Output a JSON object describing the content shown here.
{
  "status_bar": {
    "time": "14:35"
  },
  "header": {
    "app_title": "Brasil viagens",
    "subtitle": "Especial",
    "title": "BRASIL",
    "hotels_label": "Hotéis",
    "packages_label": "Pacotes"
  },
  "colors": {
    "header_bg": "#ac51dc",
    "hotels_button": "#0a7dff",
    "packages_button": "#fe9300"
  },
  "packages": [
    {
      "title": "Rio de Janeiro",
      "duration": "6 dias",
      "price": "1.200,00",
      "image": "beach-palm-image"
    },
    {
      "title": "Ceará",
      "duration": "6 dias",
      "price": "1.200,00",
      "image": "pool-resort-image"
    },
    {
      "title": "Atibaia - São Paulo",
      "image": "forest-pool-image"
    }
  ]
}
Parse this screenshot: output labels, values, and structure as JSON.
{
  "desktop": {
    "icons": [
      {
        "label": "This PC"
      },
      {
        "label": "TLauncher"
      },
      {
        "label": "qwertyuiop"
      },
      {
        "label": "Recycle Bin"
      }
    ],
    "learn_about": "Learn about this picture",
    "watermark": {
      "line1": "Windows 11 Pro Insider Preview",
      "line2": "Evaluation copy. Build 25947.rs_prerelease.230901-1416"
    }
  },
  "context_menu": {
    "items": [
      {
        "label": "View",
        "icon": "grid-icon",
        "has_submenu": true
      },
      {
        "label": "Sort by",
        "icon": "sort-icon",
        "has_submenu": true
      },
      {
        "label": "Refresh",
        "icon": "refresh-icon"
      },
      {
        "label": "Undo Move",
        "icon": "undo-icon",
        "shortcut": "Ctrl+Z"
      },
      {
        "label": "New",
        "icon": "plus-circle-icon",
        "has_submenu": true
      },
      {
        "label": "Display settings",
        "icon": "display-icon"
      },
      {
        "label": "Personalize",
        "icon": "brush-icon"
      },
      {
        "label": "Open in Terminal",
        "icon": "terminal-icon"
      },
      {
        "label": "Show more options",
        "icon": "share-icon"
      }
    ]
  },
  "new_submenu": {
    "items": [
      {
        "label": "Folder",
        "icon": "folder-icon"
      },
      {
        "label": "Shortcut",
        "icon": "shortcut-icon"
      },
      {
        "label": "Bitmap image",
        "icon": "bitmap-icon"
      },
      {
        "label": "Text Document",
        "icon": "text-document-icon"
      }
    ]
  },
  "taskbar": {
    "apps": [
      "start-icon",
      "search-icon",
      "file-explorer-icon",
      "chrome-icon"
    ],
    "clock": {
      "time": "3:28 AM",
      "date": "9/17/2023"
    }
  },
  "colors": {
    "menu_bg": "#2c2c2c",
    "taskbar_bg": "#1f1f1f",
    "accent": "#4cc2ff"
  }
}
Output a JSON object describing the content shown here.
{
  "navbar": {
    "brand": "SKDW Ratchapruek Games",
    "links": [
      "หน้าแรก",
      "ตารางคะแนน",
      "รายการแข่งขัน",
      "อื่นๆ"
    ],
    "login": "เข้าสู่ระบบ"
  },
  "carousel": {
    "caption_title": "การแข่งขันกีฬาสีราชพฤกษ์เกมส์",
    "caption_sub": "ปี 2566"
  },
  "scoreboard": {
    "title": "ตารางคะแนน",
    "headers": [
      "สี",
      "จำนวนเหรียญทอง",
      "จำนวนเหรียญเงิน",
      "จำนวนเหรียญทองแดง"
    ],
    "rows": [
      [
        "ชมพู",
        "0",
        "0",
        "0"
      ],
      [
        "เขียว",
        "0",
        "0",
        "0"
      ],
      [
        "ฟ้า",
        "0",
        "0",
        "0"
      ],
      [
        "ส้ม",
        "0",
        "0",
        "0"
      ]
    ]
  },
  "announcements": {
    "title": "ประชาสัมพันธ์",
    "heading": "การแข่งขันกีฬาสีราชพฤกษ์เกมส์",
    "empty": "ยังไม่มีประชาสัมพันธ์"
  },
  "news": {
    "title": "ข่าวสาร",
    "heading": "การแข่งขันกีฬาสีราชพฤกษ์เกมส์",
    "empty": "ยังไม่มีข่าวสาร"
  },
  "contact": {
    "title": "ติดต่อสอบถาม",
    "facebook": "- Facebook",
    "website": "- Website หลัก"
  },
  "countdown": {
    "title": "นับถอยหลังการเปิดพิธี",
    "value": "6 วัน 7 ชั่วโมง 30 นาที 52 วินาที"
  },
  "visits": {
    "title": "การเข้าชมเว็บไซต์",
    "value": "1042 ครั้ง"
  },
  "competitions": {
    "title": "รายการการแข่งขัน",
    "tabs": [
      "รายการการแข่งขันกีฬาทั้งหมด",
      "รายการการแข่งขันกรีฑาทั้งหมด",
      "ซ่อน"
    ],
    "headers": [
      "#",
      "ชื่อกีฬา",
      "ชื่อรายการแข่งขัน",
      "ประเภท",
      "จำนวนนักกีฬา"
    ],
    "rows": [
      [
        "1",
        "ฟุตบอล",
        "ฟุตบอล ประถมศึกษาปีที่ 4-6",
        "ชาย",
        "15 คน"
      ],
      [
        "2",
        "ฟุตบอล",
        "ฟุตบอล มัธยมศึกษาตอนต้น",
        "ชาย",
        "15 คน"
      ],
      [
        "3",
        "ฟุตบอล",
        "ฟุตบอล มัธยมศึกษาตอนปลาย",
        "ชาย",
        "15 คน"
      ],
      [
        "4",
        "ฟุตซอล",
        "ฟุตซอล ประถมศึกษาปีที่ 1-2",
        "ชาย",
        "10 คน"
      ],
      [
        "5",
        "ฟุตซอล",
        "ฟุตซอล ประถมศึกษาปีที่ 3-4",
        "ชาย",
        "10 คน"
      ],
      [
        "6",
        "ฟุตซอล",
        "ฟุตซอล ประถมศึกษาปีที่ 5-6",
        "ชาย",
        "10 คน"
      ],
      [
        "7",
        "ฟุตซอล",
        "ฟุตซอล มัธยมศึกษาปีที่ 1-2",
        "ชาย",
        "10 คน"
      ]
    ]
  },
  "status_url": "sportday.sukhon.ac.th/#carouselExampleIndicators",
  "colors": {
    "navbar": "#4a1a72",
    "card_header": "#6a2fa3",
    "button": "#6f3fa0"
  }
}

────────────────────

Exercise directions: From the first line to the last, please quote the material above exactly.

Solution to this problem:
Output a JSON object describing the content shown here.
{
  "status_bar": {
    "time": "14:35"
  },
  "header": {
    "app_title": "Brasil viagens",
    "subtitle": "Especial",
    "title": "BRASIL",
    "hotels_label": "Hotéis",
    "packages_label": "Pacotes"
  },
  "colors": {
    "header_bg": "#ac51dc",
    "hotels_button": "#0a7dff",
    "packages_button": "#fe9300"
  },
  "packages": [
    {
      "title": "Rio de Janeiro",
      "duration": "6 dias",
      "price": "1.200,00",
      "image": "beach-palm-image"
    },
    {
      "title": "Ceará",
      "duration": "6 dias",
      "price": "1.200,00",
      "image": "pool-resort-image"
    },
    {
      "title": "Atibaia - São Paulo",
      "image": "forest-pool-image"
    }
  ]
}
Parse this screenshot: output labels, values, and structure as JSON.
{
  "desktop": {
    "icons": [
      {
        "label": "This PC"
      },
      {
        "label": "TLauncher"
      },
      {
        "label": "qwertyuiop"
      },
      {
        "label": "Recycle Bin"
      }
    ],
    "learn_about": "Learn about this picture",
    "watermark": {
      "line1": "Windows 11 Pro Insider Preview",
      "line2": "Evaluation copy. Build 25947.rs_prerelease.230901-1416"
    }
  },
  "context_menu": {
    "items": [
      {
        "label": "View",
        "icon": "grid-icon",
        "has_submenu": true
      },
      {
        "label": "Sort by",
        "icon": "sort-icon",
        "has_submenu": true
      },
      {
        "label": "Refresh",
        "icon": "refresh-icon"
      },
      {
        "label": "Undo Move",
        "icon": "undo-icon",
        "shortcut": "Ctrl+Z"
      },
      {
        "label": "New",
        "icon": "plus-circle-icon",
        "has_submenu": true
      },
      {
        "label": "Display settings",
        "icon": "display-icon"
      },
      {
        "label": "Personalize",
        "icon": "brush-icon"
      },
      {
        "label": "Open in Terminal",
        "icon": "terminal-icon"
      },
      {
        "label": "Show more options",
        "icon": "share-icon"
      }
    ]
  },
  "new_submenu": {
    "items": [
      {
        "label": "Folder",
        "icon": "folder-icon"
      },
      {
        "label": "Shortcut",
        "icon": "shortcut-icon"
      },
      {
        "label": "Bitmap image",
        "icon": "bitmap-icon"
      },
      {
        "label": "Text Document",
        "icon": "text-document-icon"
      }
    ]
  },
  "taskbar": {
    "apps": [
      "start-icon",
      "search-icon",
      "file-explorer-icon",
      "chrome-icon"
    ],
    "clock": {
      "time": "3:28 AM",
      "date": "9/17/2023"
    }
  },
  "colors": {
    "menu_bg": "#2c2c2c",
    "taskbar_bg": "#1f1f1f",
    "accent": "#4cc2ff"
  }
}
Output a JSON object describing the content shown here.
{
  "navbar": {
    "brand": "SKDW Ratchapruek Games",
    "links": [
      "หน้าแรก",
      "ตารางคะแนน",
      "รายการแข่งขัน",
      "อื่นๆ"
    ],
    "login": "เข้าสู่ระบบ"
  },
  "carousel": {
    "caption_title": "การแข่งขันกีฬาสีราชพฤกษ์เกมส์",
    "caption_sub": "ปี 2566"
  },
  "scoreboard": {
    "title": "ตารางคะแนน",
    "headers": [
      "สี",
      "จำนวนเหรียญทอง",
      "จำนวนเหรียญเงิน",
      "จำนวนเหรียญทองแดง"
    ],
    "rows": [
      [
        "ชมพู",
        "0",
        "0",
        "0"
      ],
      [
        "เขียว",
        "0",
        "0",
        "0"
      ],
      [
        "ฟ้า",
        "0",
        "0",
        "0"
      ],
      [
        "ส้ม",
        "0",
        "0",
        "0"
      ]
    ]
  },
  "announcements": {
    "title": "ประชาสัมพันธ์",
    "heading": "การแข่งขันกีฬาสีราชพฤกษ์เกมส์",
    "empty": "ยังไม่มีประชาสัมพันธ์"
  },
  "news": {
    "title": "ข่าวสาร",
    "heading": "การแข่งขันกีฬาสีราชพฤกษ์เกมส์",
    "empty": "ยังไม่มีข่าวสาร"
  },
  "contact": {
    "title": "ติดต่อสอบถาม",
    "facebook": "- Facebook",
    "website": "- Website หลัก"
  },
  "countdown": {
    "title": "นับถอยหลังการเปิดพิธี",
    "value": "6 วัน 7 ชั่วโมง 30 นาที 52 วินาที"
  },
  "visits": {
    "title": "การเข้าชมเว็บไซต์",
    "value": "1042 ครั้ง"
  },
  "competitions": {
    "title": "รายการการแข่งขัน",
    "tabs": [
      "รายการการแข่งขันกีฬาทั้งหมด",
      "รายการการแข่งขันกรีฑาทั้งหมด",
      "ซ่อน"
    ],
    "headers": [
      "#",
      "ชื่อกีฬา",
      "ชื่อรายการแข่งขัน",
      "ประเภท",
      "จำนวนนักกีฬา"
    ],
    "rows": [
      [
        "1",
        "ฟุตบอล",
        "ฟุตบอล ประถมศึกษาปีที่ 4-6",
        "ชาย",
        "15 คน"
      ],
      [
        "2",
        "ฟุตบอล",
        "ฟุตบอล มัธยมศึกษาตอนต้น",
        "ชาย",
        "15 คน"
      ],
      [
        "3",
        "ฟุตบอล",
        "ฟุตบอล มัธยมศึกษาตอนปลาย",
        "ชาย",
        "15 คน"
      ],
      [
        "4",
        "ฟุตซอล",
        "ฟุตซอล ประถมศึกษาปีที่ 1-2",
        "ชาย",
        "10 คน"
      ],
      [
        "5",
        "ฟุตซอล",
        "ฟุตซอล ประถมศึกษาปีที่ 3-4",
        "ชาย",
        "10 คน"
      ],
      [
        "6",
        "ฟุตซอล",
        "ฟุตซอล ประถมศึกษาปีที่ 5-6",
        "ชาย",
        "10 คน"
      ],
      [
        "7",
        "ฟุตซอล",
        "ฟุตซอล มัธยมศึกษาปีที่ 1-2",
        "ชาย",
        "10 คน"
      ]
    ]
  },
  "status_url": "sportday.sukhon.ac.th/#carouselExampleIndicators",
  "colors": {
    "navbar": "#4a1a72",
    "card_header": "#6a2fa3",
    "button": "#6f3fa0"
  }
}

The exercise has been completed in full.